• [STATED GOAL]:
Select, from the material below, each line with "filler" in it.

• [GIVEN RECORDS]:
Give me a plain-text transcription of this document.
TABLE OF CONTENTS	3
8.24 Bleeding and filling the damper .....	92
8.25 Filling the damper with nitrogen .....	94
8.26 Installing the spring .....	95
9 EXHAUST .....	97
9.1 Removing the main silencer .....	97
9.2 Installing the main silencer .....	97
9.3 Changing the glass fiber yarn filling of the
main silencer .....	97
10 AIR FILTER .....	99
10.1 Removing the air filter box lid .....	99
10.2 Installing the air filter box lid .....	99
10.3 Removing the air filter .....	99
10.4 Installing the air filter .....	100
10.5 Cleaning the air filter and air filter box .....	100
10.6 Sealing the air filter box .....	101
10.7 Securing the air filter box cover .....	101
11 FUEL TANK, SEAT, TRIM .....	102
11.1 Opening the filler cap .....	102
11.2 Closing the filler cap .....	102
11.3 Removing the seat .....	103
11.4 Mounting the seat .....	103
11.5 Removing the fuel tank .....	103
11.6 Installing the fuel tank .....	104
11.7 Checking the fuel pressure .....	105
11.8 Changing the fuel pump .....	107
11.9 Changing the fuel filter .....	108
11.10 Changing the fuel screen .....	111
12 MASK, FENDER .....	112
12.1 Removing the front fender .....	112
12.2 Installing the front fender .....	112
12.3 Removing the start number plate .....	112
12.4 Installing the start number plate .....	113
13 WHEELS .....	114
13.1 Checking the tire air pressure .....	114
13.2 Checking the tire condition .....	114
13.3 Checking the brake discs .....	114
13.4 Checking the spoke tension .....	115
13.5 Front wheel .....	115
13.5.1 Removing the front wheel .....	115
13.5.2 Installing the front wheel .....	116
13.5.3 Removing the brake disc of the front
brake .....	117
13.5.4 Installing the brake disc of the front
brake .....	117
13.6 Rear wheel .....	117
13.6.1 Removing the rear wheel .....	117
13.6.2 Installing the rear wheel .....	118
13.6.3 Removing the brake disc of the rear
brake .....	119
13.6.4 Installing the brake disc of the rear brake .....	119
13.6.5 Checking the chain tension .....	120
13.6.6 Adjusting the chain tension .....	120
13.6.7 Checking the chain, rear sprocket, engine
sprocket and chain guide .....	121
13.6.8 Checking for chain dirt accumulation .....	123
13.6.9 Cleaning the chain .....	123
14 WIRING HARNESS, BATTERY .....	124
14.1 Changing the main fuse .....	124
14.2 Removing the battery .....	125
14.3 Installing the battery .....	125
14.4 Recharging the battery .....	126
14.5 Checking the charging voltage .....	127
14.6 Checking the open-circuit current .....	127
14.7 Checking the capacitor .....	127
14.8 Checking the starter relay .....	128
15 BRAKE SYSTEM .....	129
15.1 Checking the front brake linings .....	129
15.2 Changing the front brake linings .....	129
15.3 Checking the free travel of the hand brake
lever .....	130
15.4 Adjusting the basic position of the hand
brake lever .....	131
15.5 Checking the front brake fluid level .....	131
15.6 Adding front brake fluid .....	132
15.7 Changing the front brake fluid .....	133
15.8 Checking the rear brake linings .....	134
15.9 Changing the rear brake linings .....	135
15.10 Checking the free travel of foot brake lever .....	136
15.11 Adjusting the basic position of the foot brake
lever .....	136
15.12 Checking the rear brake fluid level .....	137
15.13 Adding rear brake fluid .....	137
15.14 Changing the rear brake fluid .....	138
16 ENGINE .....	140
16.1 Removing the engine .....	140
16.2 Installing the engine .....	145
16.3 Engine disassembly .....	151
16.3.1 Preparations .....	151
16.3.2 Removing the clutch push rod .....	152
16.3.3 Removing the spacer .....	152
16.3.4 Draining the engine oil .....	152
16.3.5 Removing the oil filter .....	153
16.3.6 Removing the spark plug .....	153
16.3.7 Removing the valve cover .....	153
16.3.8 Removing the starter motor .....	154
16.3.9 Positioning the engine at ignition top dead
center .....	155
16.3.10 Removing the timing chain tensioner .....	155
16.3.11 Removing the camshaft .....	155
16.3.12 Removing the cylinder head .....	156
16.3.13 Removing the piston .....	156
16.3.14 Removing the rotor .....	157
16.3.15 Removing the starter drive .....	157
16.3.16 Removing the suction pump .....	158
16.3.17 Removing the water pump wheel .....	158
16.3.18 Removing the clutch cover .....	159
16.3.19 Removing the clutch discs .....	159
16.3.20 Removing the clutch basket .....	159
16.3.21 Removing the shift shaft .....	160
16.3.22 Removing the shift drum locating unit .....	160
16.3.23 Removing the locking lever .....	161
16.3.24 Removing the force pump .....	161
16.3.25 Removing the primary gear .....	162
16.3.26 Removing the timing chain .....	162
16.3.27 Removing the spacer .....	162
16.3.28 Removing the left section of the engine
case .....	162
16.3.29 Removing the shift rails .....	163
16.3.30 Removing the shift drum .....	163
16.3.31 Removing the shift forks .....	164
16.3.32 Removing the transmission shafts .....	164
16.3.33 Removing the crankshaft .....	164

• [OUTPUT]:
11.1 Opening the filler cap .....	102
11.2 Closing the filler cap .....	102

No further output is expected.